■ TASK: Go through the entries below, tally each line with the string "Heine", and give the final number by itself.

* begin TASK INPUTS *

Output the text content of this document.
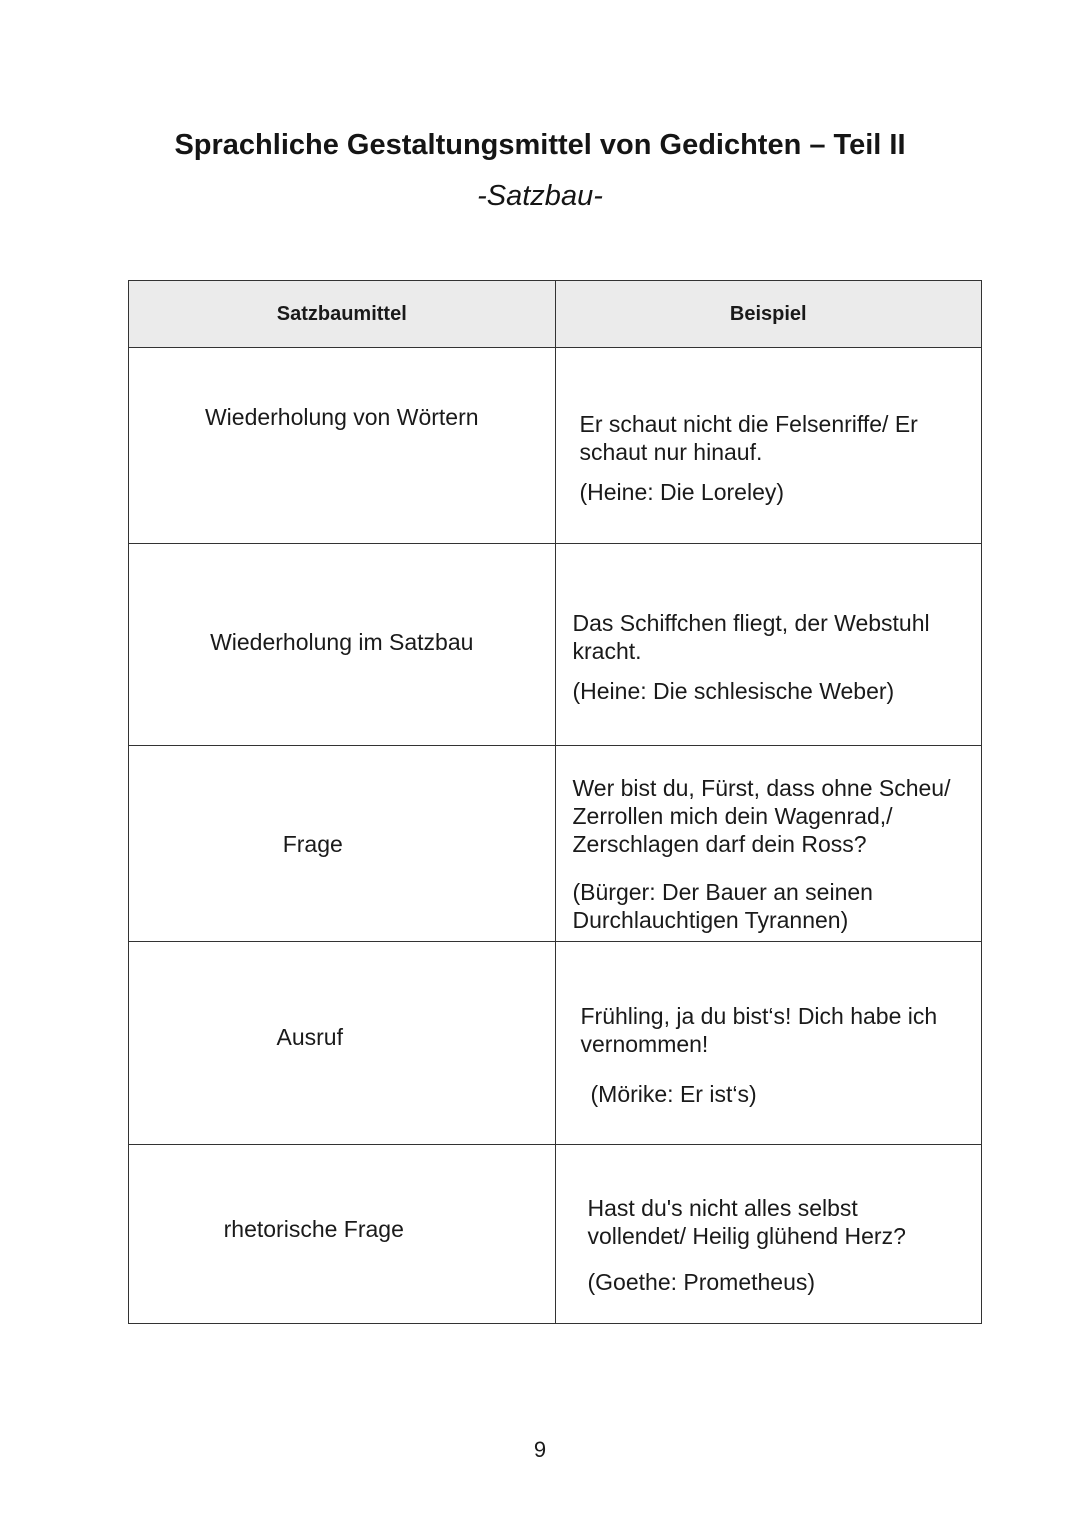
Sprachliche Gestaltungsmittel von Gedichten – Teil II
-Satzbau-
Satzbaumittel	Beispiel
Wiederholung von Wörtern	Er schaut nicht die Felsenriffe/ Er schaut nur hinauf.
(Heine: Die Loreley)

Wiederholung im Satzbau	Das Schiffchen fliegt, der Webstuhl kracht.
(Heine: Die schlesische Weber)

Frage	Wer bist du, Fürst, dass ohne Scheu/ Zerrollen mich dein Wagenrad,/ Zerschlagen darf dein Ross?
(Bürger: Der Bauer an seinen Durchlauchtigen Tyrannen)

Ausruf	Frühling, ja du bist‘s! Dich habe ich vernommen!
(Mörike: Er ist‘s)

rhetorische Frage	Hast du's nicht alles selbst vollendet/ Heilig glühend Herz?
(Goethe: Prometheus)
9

* end TASK INPUTS *
* begin TASK INPUTS *

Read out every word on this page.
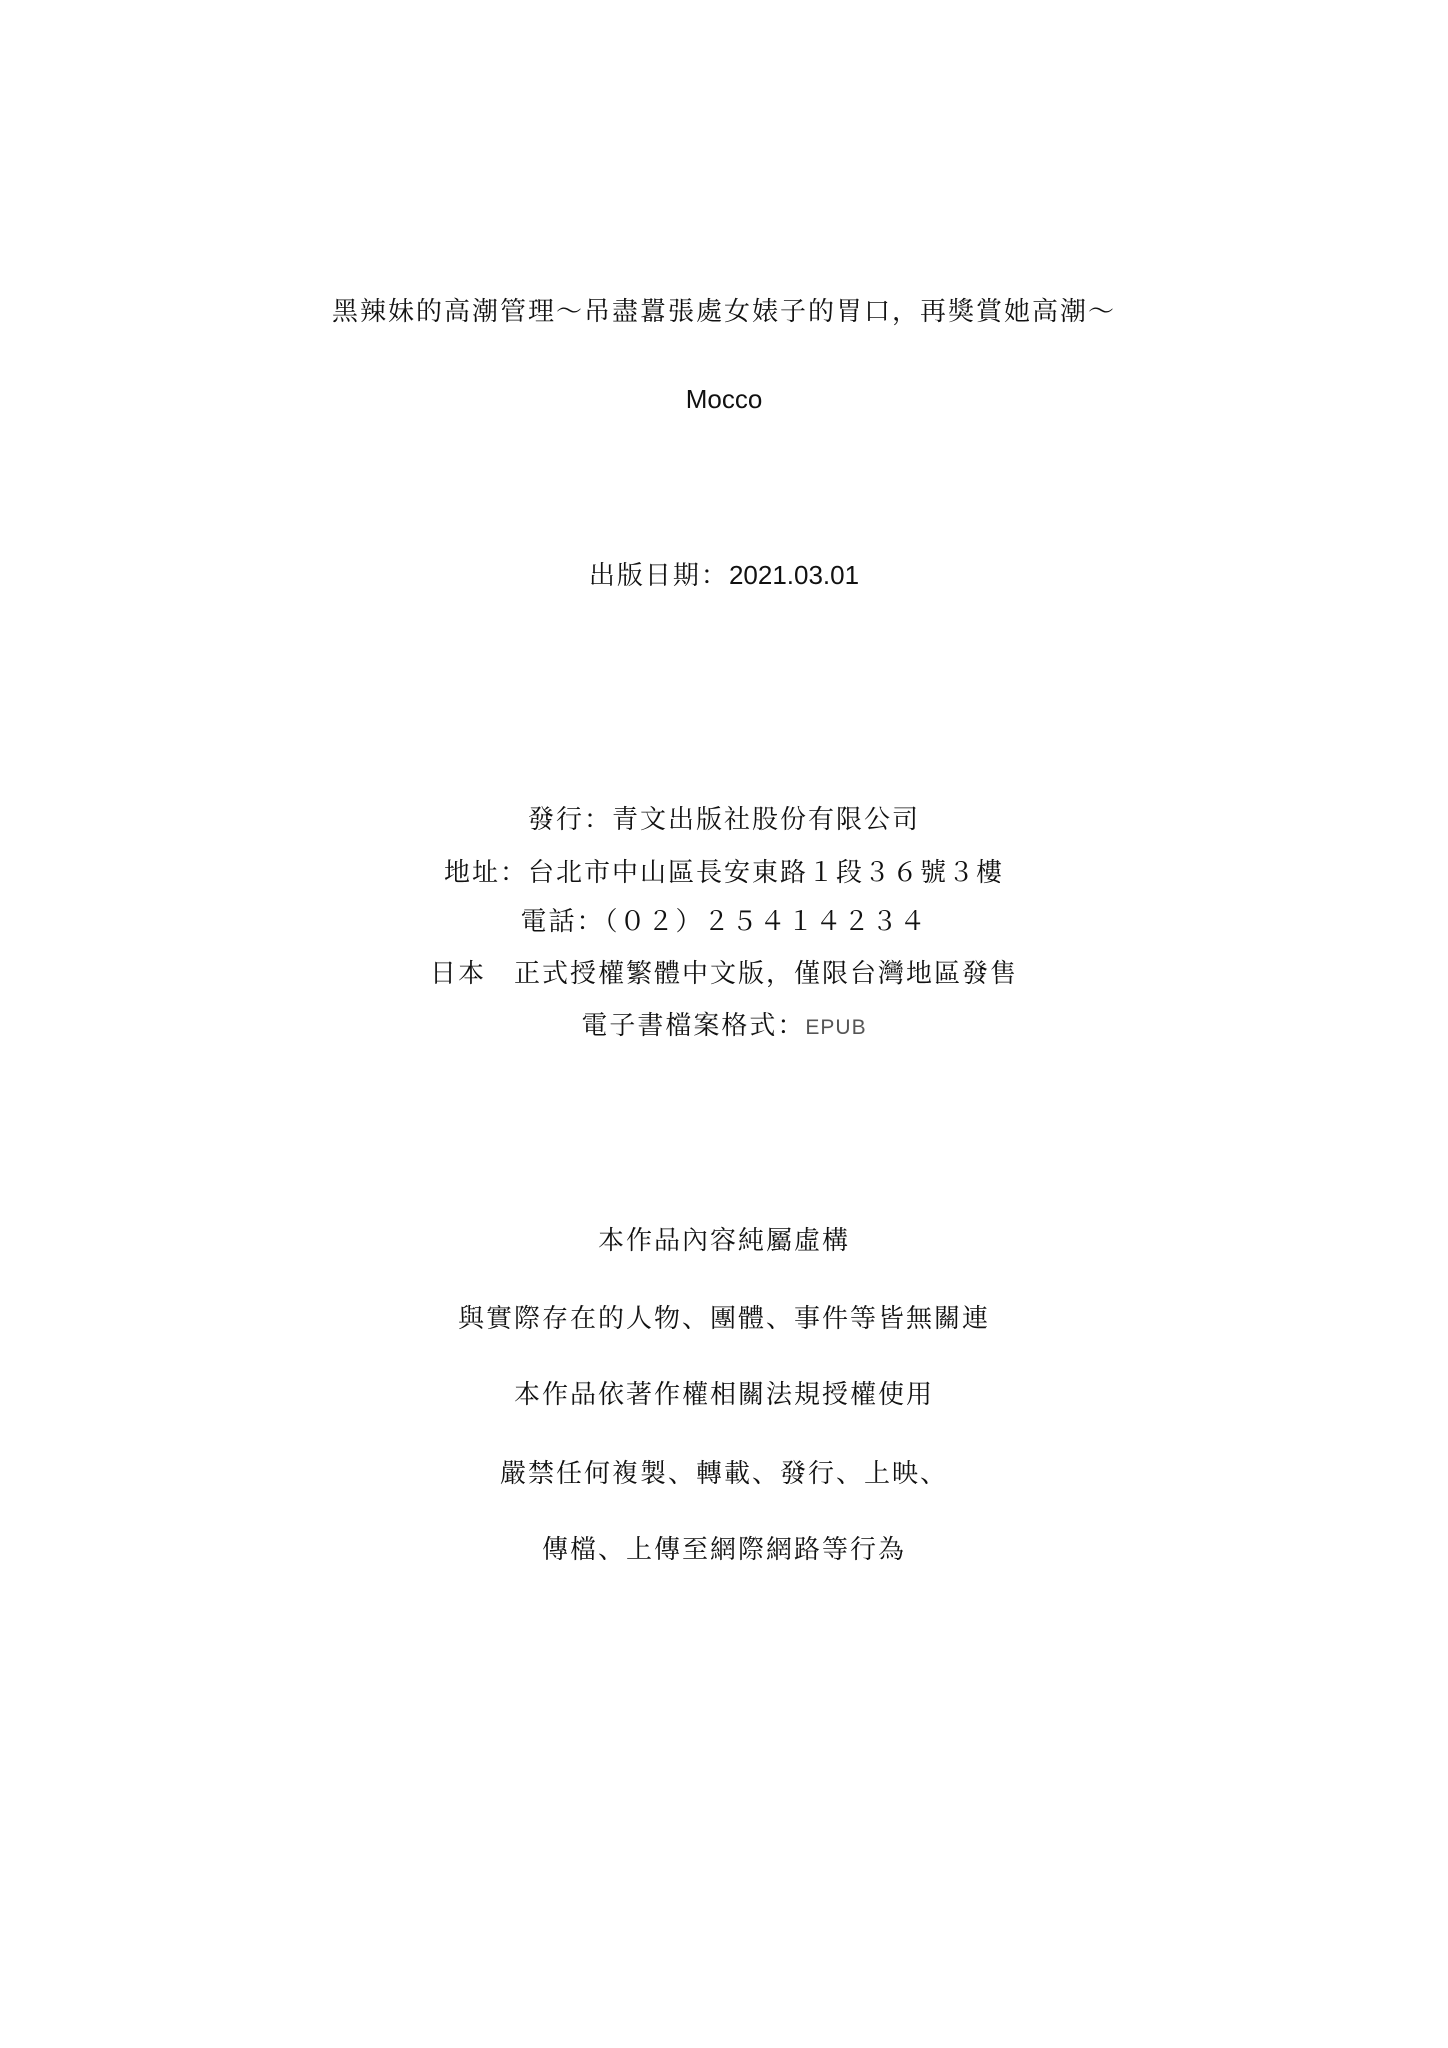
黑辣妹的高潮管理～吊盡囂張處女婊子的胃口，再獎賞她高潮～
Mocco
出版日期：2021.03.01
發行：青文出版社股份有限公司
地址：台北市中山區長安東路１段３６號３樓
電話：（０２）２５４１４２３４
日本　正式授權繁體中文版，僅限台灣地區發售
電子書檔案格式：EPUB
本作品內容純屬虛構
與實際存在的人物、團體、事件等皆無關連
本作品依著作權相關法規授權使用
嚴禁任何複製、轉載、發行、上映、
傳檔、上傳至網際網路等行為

* end TASK INPUTS *

■ SOLUTION: 2